Problem to work on.
Pictures in the data below are not part of the copy; transcribe everything else exactly.
# start of Entries supplied
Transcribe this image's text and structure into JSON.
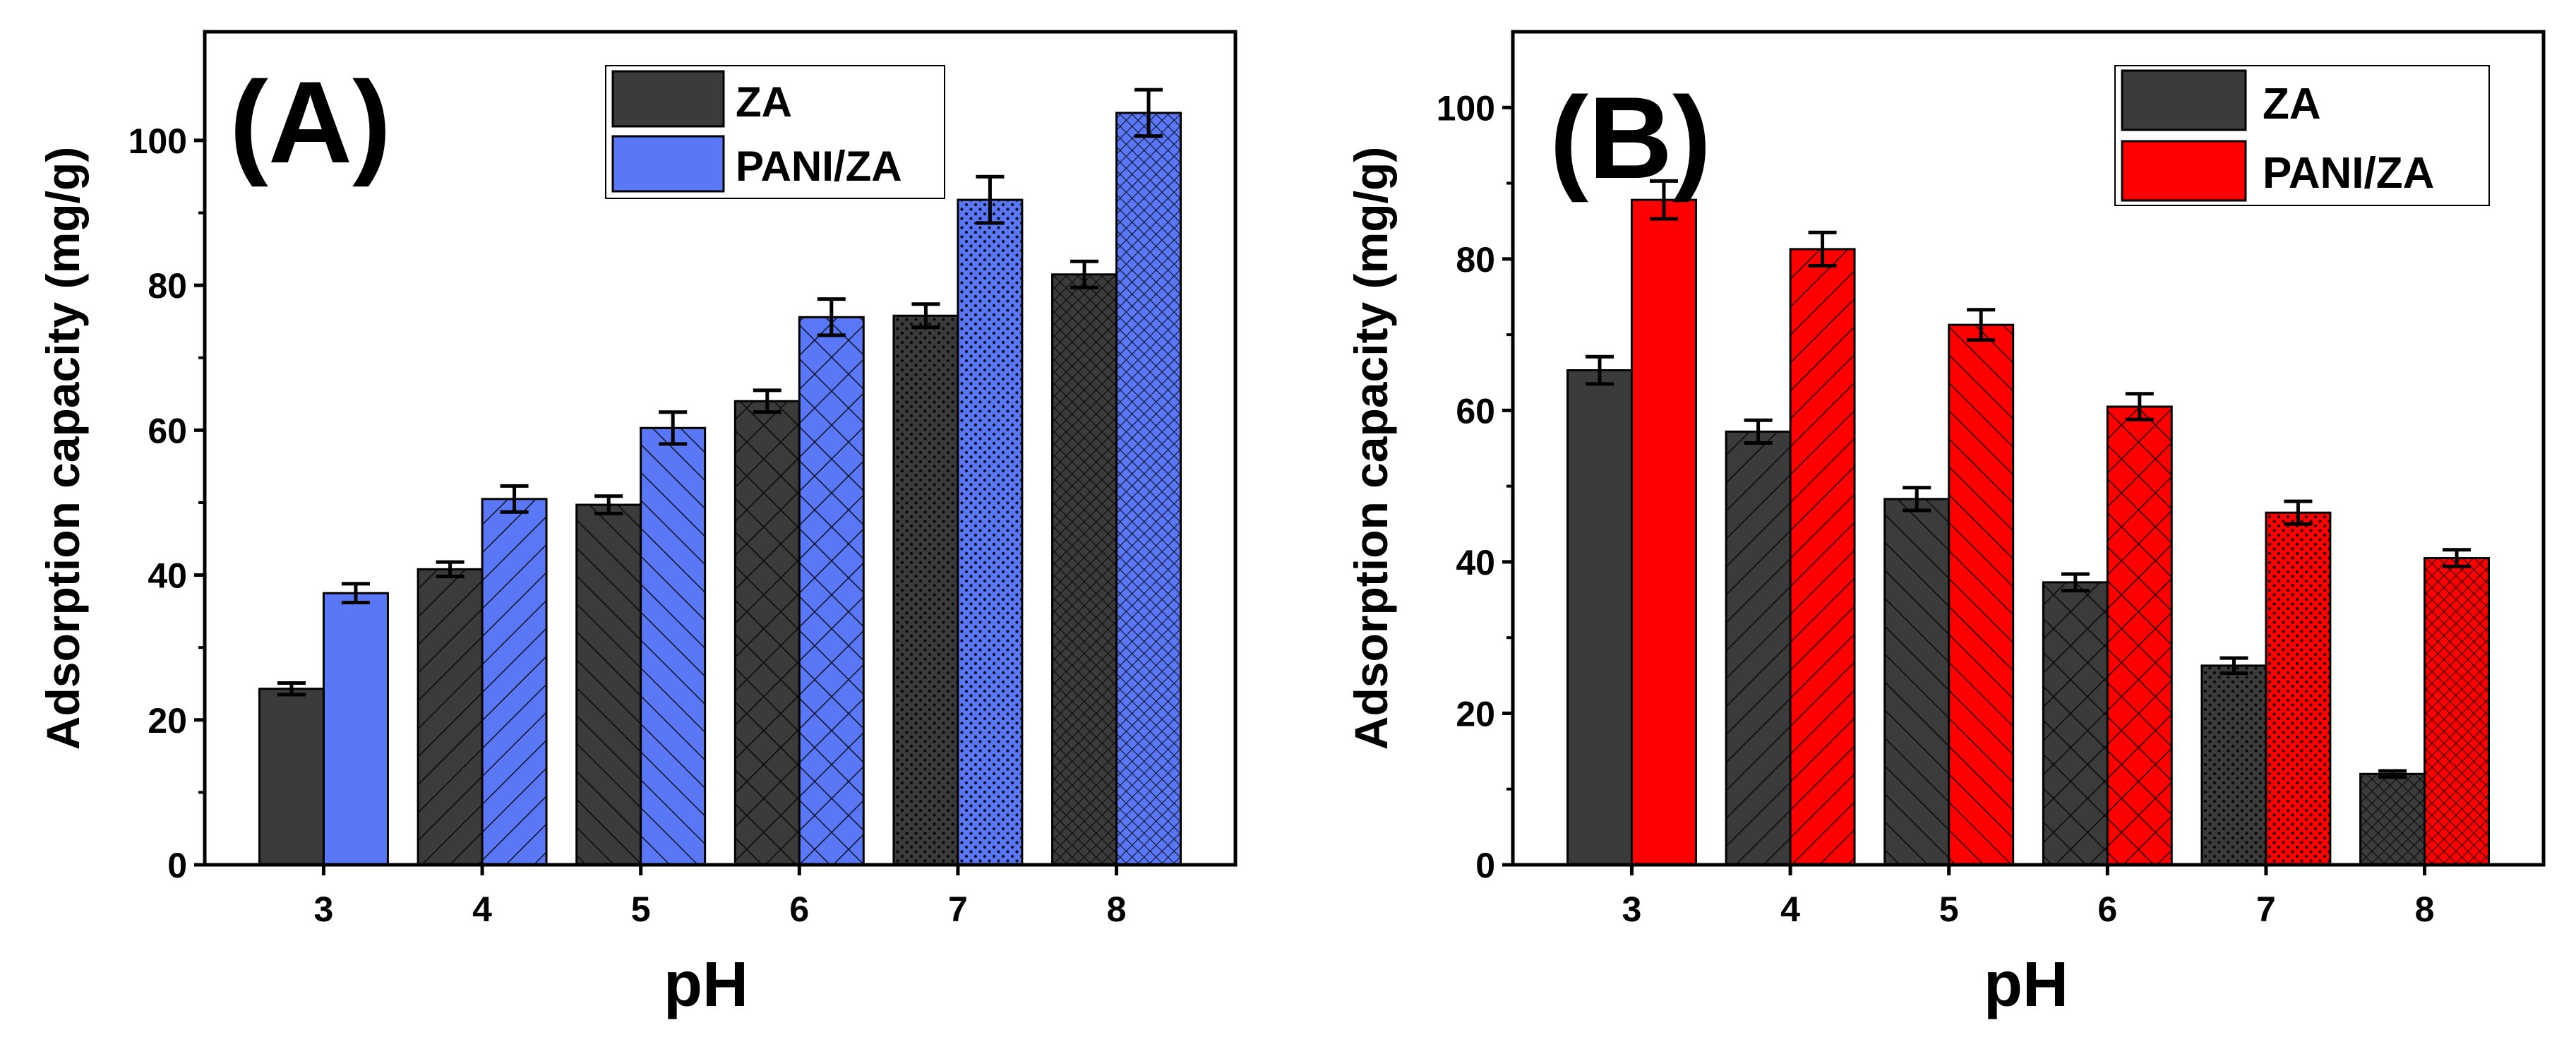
{
  "chart_data": [
    {
      "type": "bar",
      "panel_label": "(A)",
      "xlabel": "pH",
      "ylabel": "Adsorption capacity (mg/g)",
      "categories": [
        "3",
        "4",
        "5",
        "6",
        "7",
        "8"
      ],
      "ylim": [
        0,
        115
      ],
      "yticks": [
        "0",
        "20",
        "40",
        "60",
        "80",
        "100"
      ],
      "legend_position": "top-right",
      "series": [
        {
          "name": "ZA",
          "values": [
            24.3,
            40.8,
            49.7,
            64.0,
            75.8,
            81.5
          ],
          "errors": [
            0.8,
            1.0,
            1.2,
            1.5,
            1.6,
            1.8
          ],
          "color": "#3b3b3b"
        },
        {
          "name": "PANI/ZA",
          "values": [
            37.5,
            50.5,
            60.3,
            75.6,
            91.8,
            103.8
          ],
          "errors": [
            1.3,
            1.8,
            2.2,
            2.5,
            3.2,
            3.2
          ],
          "color": "#5a78f5"
        }
      ]
    },
    {
      "type": "bar",
      "panel_label": "(B)",
      "xlabel": "pH",
      "ylabel": "Adsorption capacity (mg/g)",
      "categories": [
        "3",
        "4",
        "5",
        "6",
        "7",
        "8"
      ],
      "ylim": [
        0,
        110
      ],
      "yticks": [
        "0",
        "20",
        "40",
        "60",
        "80",
        "100"
      ],
      "legend_position": "top-right",
      "series": [
        {
          "name": "ZA",
          "values": [
            65.3,
            57.2,
            48.3,
            37.3,
            26.3,
            12.0
          ],
          "errors": [
            1.8,
            1.5,
            1.5,
            1.1,
            1.0,
            0.4
          ],
          "color": "#3b3b3b"
        },
        {
          "name": "PANI/ZA",
          "values": [
            87.8,
            81.3,
            71.3,
            60.5,
            46.5,
            40.5
          ],
          "errors": [
            2.5,
            2.2,
            2.0,
            1.7,
            1.5,
            1.1
          ],
          "color": "#ff0000"
        }
      ]
    }
  ]
}
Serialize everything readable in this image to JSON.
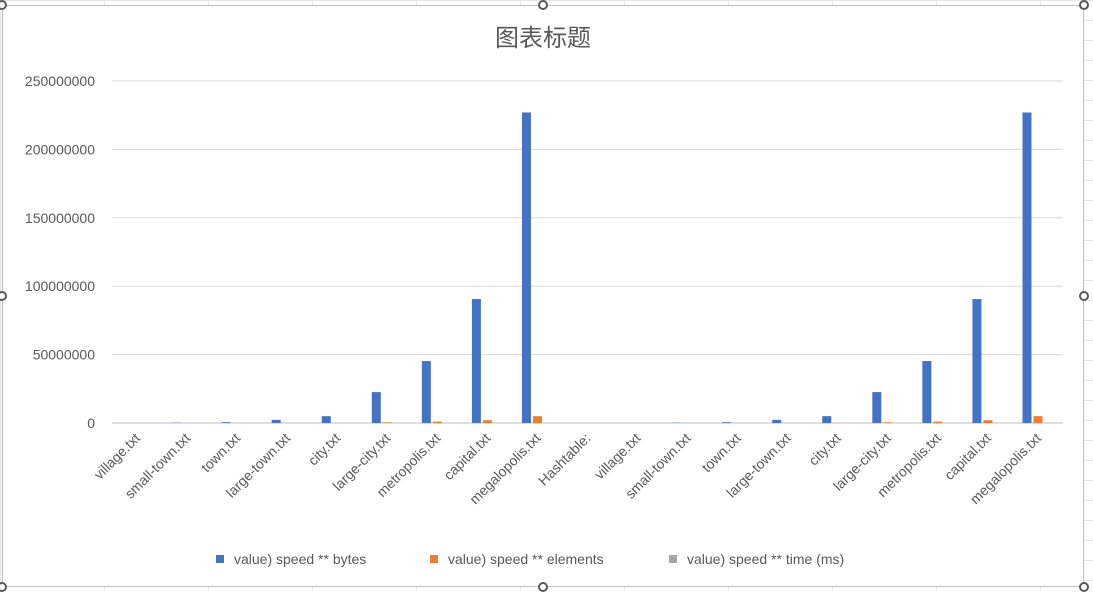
{
  "chart_data": {
    "type": "bar",
    "title": "图表标题",
    "xlabel": "",
    "ylabel": "",
    "ylim": [
      0,
      250000000
    ],
    "yticks": [
      "0",
      "50000000",
      "100000000",
      "150000000",
      "200000000",
      "250000000"
    ],
    "grid": true,
    "legend_position": "bottom",
    "categories": [
      "village.txt",
      "small-town.txt",
      "town.txt",
      "large-town.txt",
      "city.txt",
      "large-city.txt",
      "metropolis.txt",
      "capital.txt",
      "megalopolis.txt",
      "Hashtable:",
      "village.txt",
      "small-town.txt",
      "town.txt",
      "large-town.txt",
      "city.txt",
      "large-city.txt",
      "metropolis.txt",
      "capital.txt",
      "megalopolis.txt"
    ],
    "series": [
      {
        "name": "value) speed ** bytes",
        "color": "#4472C4",
        "values": [
          40000,
          200000,
          600000,
          2300000,
          5000000,
          22600000,
          45300000,
          90600000,
          227000000,
          0,
          40000,
          200000,
          600000,
          2300000,
          5000000,
          22600000,
          45300000,
          90600000,
          227000000
        ]
      },
      {
        "name": "value) speed ** elements",
        "color": "#ED7D31",
        "values": [
          1000,
          5000,
          15000,
          50000,
          100000,
          500000,
          1000000,
          2000000,
          5000000,
          0,
          1000,
          5000,
          15000,
          50000,
          100000,
          500000,
          1000000,
          2000000,
          5000000
        ]
      },
      {
        "name": "value) speed ** time (ms)",
        "color": "#A5A5A5",
        "values": [
          0,
          1,
          2,
          5,
          10,
          30,
          60,
          120,
          300,
          0,
          0,
          1,
          2,
          5,
          10,
          30,
          60,
          120,
          300
        ]
      }
    ]
  }
}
# end of Entries supplied
Written solution.
Transcribe this image's text and structure into JSON.
{
  "chart_data": [
    {
      "type": "bar",
      "panel_label": "(A)",
      "xlabel": "pH",
      "ylabel": "Adsorption capacity (mg/g)",
      "categories": [
        "3",
        "4",
        "5",
        "6",
        "7",
        "8"
      ],
      "ylim": [
        0,
        115
      ],
      "yticks": [
        "0",
        "20",
        "40",
        "60",
        "80",
        "100"
      ],
      "legend_position": "top-right",
      "series": [
        {
          "name": "ZA",
          "values": [
            24.3,
            40.8,
            49.7,
            64.0,
            75.8,
            81.5
          ],
          "errors": [
            0.8,
            1.0,
            1.2,
            1.5,
            1.6,
            1.8
          ],
          "color": "#3b3b3b"
        },
        {
          "name": "PANI/ZA",
          "values": [
            37.5,
            50.5,
            60.3,
            75.6,
            91.8,
            103.8
          ],
          "errors": [
            1.3,
            1.8,
            2.2,
            2.5,
            3.2,
            3.2
          ],
          "color": "#5a78f5"
        }
      ]
    },
    {
      "type": "bar",
      "panel_label": "(B)",
      "xlabel": "pH",
      "ylabel": "Adsorption capacity (mg/g)",
      "categories": [
        "3",
        "4",
        "5",
        "6",
        "7",
        "8"
      ],
      "ylim": [
        0,
        110
      ],
      "yticks": [
        "0",
        "20",
        "40",
        "60",
        "80",
        "100"
      ],
      "legend_position": "top-right",
      "series": [
        {
          "name": "ZA",
          "values": [
            65.3,
            57.2,
            48.3,
            37.3,
            26.3,
            12.0
          ],
          "errors": [
            1.8,
            1.5,
            1.5,
            1.1,
            1.0,
            0.4
          ],
          "color": "#3b3b3b"
        },
        {
          "name": "PANI/ZA",
          "values": [
            87.8,
            81.3,
            71.3,
            60.5,
            46.5,
            40.5
          ],
          "errors": [
            2.5,
            2.2,
            2.0,
            1.7,
            1.5,
            1.1
          ],
          "color": "#ff0000"
        }
      ]
    }
  ]
}
Serialize everything readable in this image to JSON.
{
  "chart_data": {
    "type": "bar",
    "title": "图表标题",
    "xlabel": "",
    "ylabel": "",
    "ylim": [
      0,
      250000000
    ],
    "yticks": [
      "0",
      "50000000",
      "100000000",
      "150000000",
      "200000000",
      "250000000"
    ],
    "grid": true,
    "legend_position": "bottom",
    "categories": [
      "village.txt",
      "small-town.txt",
      "town.txt",
      "large-town.txt",
      "city.txt",
      "large-city.txt",
      "metropolis.txt",
      "capital.txt",
      "megalopolis.txt",
      "Hashtable:",
      "village.txt",
      "small-town.txt",
      "town.txt",
      "large-town.txt",
      "city.txt",
      "large-city.txt",
      "metropolis.txt",
      "capital.txt",
      "megalopolis.txt"
    ],
    "series": [
      {
        "name": "value) speed ** bytes",
        "color": "#4472C4",
        "values": [
          40000,
          200000,
          600000,
          2300000,
          5000000,
          22600000,
          45300000,
          90600000,
          227000000,
          0,
          40000,
          200000,
          600000,
          2300000,
          5000000,
          22600000,
          45300000,
          90600000,
          227000000
        ]
      },
      {
        "name": "value) speed ** elements",
        "color": "#ED7D31",
        "values": [
          1000,
          5000,
          15000,
          50000,
          100000,
          500000,
          1000000,
          2000000,
          5000000,
          0,
          1000,
          5000,
          15000,
          50000,
          100000,
          500000,
          1000000,
          2000000,
          5000000
        ]
      },
      {
        "name": "value) speed ** time (ms)",
        "color": "#A5A5A5",
        "values": [
          0,
          1,
          2,
          5,
          10,
          30,
          60,
          120,
          300,
          0,
          0,
          1,
          2,
          5,
          10,
          30,
          60,
          120,
          300
        ]
      }
    ]
  }
}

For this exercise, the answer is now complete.